--- Start Data extract ---
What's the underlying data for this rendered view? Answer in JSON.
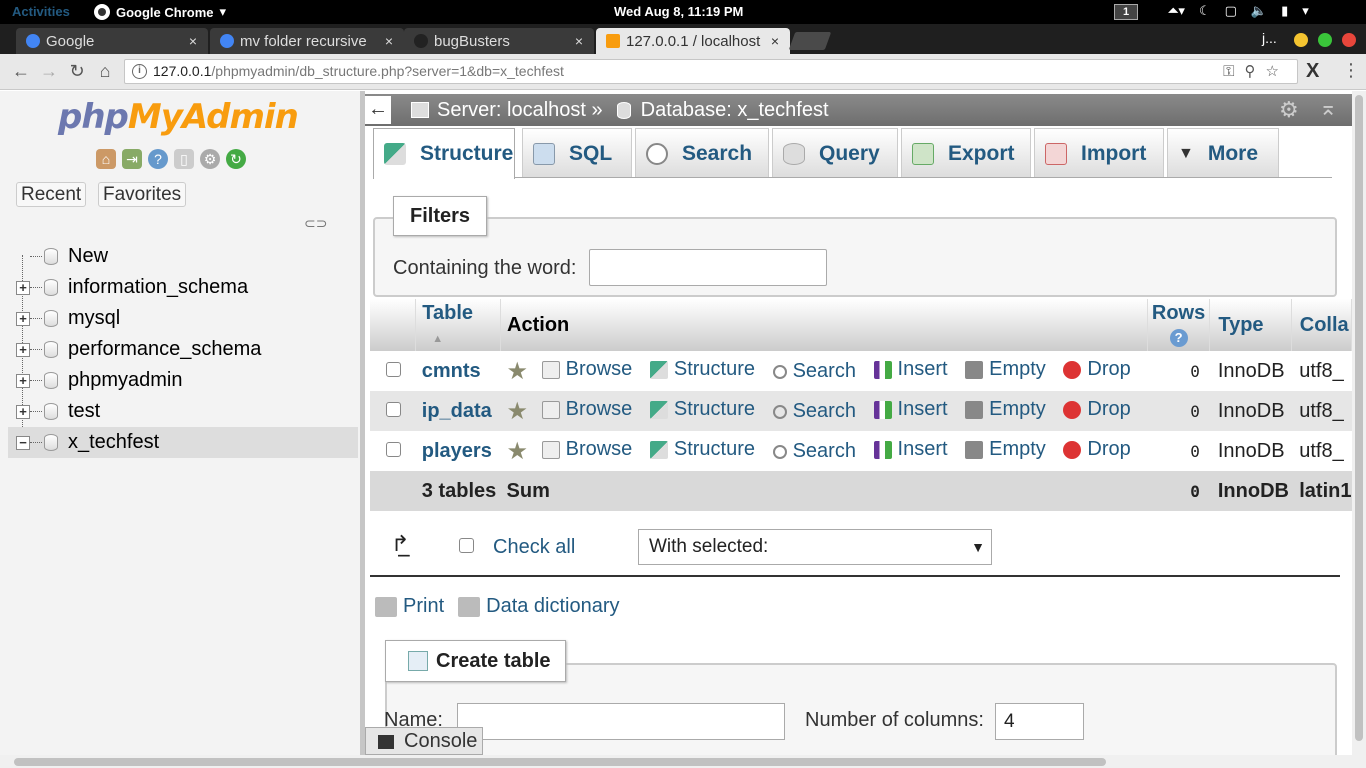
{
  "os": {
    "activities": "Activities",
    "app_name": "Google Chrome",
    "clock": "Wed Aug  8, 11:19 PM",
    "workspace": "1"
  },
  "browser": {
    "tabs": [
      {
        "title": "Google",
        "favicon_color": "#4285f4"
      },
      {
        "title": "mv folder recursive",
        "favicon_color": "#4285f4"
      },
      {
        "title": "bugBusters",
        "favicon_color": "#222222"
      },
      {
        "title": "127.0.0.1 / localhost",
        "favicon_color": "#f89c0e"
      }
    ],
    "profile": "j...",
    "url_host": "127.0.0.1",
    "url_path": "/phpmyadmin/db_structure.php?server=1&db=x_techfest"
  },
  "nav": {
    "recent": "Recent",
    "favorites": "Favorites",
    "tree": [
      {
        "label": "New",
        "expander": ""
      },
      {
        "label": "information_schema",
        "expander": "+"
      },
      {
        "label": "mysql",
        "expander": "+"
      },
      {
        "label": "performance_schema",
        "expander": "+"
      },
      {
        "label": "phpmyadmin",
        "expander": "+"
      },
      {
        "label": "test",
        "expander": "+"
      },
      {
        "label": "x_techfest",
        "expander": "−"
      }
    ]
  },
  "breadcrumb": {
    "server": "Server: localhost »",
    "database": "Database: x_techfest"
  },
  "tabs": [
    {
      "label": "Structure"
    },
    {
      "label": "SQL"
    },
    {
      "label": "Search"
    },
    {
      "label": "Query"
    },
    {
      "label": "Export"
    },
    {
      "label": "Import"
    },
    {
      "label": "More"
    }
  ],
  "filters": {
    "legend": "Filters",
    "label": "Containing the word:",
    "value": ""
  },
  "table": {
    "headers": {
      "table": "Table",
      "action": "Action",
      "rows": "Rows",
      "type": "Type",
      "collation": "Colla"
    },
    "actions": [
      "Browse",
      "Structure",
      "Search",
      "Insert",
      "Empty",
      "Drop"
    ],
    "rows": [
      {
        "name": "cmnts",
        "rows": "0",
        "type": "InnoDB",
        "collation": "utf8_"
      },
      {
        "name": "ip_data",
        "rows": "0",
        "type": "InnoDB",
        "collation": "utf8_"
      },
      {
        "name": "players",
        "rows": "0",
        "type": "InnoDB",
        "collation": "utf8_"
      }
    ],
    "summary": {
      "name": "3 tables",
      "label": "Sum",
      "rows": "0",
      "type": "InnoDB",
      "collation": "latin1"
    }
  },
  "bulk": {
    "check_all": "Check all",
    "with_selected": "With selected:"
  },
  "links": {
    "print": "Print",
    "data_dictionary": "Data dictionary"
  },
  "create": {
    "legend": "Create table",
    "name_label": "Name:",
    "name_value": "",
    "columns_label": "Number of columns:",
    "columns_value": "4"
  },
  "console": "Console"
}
--- End Data extract ---
--- Start Data extract ---
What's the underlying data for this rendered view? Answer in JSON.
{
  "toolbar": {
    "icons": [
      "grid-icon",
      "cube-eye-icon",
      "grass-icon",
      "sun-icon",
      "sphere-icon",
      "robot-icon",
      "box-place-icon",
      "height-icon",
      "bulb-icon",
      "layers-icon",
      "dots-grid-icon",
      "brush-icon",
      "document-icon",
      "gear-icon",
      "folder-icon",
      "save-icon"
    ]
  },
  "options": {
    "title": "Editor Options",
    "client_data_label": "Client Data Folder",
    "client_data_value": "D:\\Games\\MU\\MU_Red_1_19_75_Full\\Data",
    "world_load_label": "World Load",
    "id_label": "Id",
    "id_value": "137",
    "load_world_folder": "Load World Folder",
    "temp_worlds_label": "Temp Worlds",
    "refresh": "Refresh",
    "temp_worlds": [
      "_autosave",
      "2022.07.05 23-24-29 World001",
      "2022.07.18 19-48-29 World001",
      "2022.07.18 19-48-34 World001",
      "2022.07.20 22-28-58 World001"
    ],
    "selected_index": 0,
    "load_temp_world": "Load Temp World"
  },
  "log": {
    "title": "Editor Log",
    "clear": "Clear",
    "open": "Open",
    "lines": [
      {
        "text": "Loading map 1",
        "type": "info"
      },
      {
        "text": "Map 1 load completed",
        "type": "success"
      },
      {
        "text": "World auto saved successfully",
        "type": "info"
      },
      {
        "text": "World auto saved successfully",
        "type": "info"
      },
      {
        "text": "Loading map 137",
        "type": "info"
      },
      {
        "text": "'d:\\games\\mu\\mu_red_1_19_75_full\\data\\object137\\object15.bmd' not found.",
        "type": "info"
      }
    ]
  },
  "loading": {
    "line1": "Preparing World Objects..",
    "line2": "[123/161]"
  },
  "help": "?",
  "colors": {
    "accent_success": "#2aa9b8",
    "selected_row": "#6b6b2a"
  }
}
--- End Data extract ---
■ Task objective
Copy out every line of the listing that contains the string "legend".

■ Exercise output
    "legend": "Filters",
    "legend": "Create table",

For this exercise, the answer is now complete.